>> begin TASK INPUTS
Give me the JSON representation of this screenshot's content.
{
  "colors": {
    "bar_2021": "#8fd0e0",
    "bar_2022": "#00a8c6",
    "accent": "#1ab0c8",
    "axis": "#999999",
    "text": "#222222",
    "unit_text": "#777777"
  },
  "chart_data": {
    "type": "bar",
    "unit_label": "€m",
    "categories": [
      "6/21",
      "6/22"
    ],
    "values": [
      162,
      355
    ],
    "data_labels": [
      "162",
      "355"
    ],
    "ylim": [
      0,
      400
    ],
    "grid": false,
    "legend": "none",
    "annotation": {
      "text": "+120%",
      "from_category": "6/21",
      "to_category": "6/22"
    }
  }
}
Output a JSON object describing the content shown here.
>> end TASK INPUTS
>> begin TASK INPUTS
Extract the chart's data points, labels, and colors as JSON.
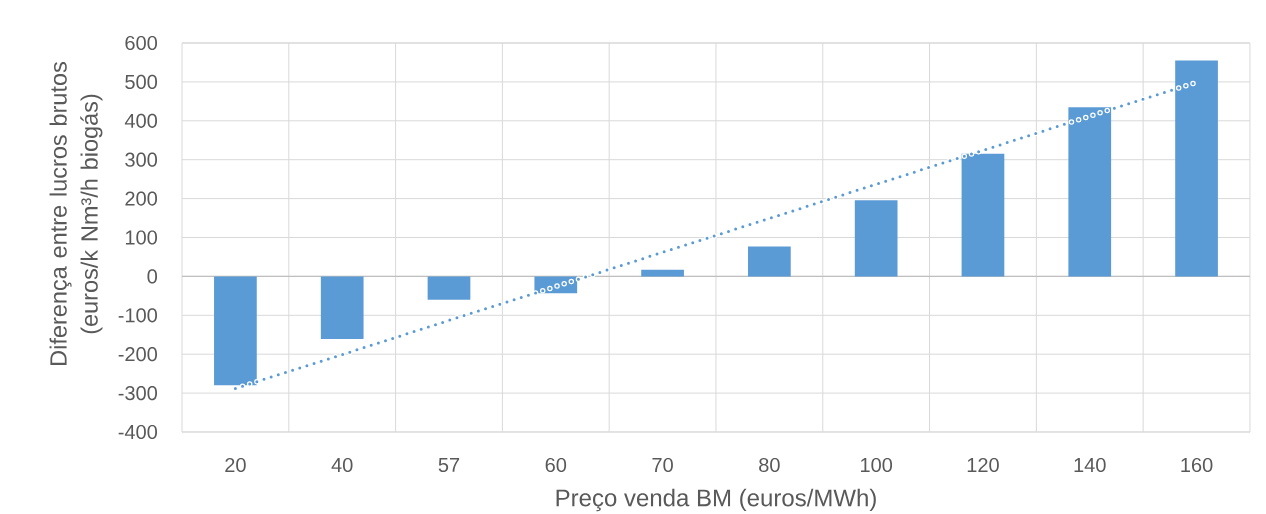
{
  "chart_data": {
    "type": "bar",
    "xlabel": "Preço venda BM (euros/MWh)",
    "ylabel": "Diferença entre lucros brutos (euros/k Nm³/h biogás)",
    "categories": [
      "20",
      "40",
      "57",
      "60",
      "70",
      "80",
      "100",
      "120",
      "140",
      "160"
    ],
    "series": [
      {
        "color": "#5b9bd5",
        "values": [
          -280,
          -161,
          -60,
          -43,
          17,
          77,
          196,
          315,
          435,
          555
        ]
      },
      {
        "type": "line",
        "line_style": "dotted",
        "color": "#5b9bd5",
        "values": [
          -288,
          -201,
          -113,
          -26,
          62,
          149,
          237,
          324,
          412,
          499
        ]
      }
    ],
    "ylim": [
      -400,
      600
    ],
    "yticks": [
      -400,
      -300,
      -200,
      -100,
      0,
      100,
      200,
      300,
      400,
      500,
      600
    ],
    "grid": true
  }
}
>> end TASK INPUTS
>> begin TASK INPUTS
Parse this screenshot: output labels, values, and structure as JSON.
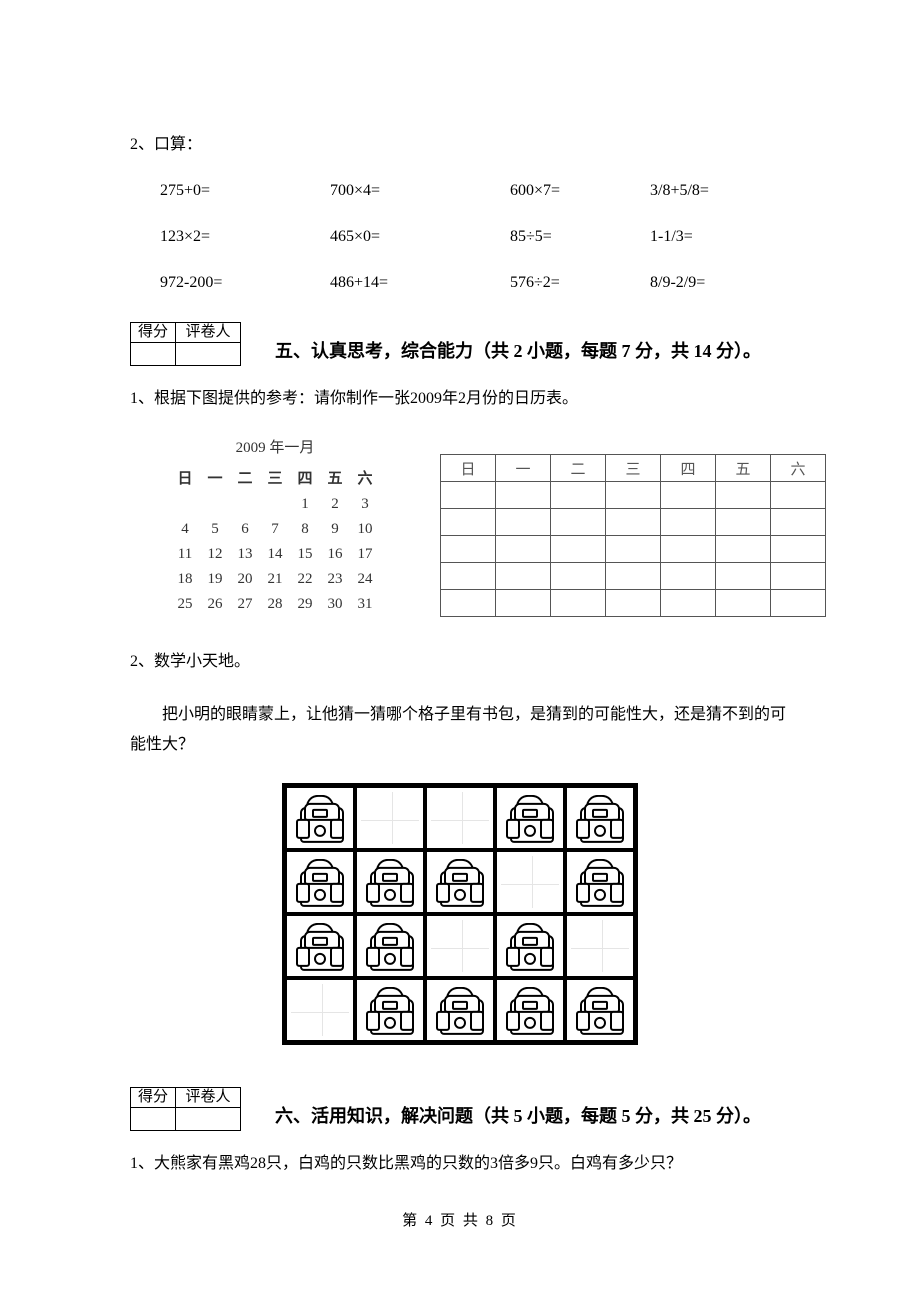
>> end TASK INPUTS
WORK TO DO | Output only the lines from the one containing "Give me the" through the one containing "Output a JSON", inclusive, exactly as written.

WRITTEN RESPONSE |
Give me the JSON representation of this screenshot's content.
{
  "colors": {
    "bar_2021": "#8fd0e0",
    "bar_2022": "#00a8c6",
    "accent": "#1ab0c8",
    "axis": "#999999",
    "text": "#222222",
    "unit_text": "#777777"
  },
  "chart_data": {
    "type": "bar",
    "unit_label": "€m",
    "categories": [
      "6/21",
      "6/22"
    ],
    "values": [
      162,
      355
    ],
    "data_labels": [
      "162",
      "355"
    ],
    "ylim": [
      0,
      400
    ],
    "grid": false,
    "legend": "none",
    "annotation": {
      "text": "+120%",
      "from_category": "6/21",
      "to_category": "6/22"
    }
  }
}
Output a JSON object describing the content shown here.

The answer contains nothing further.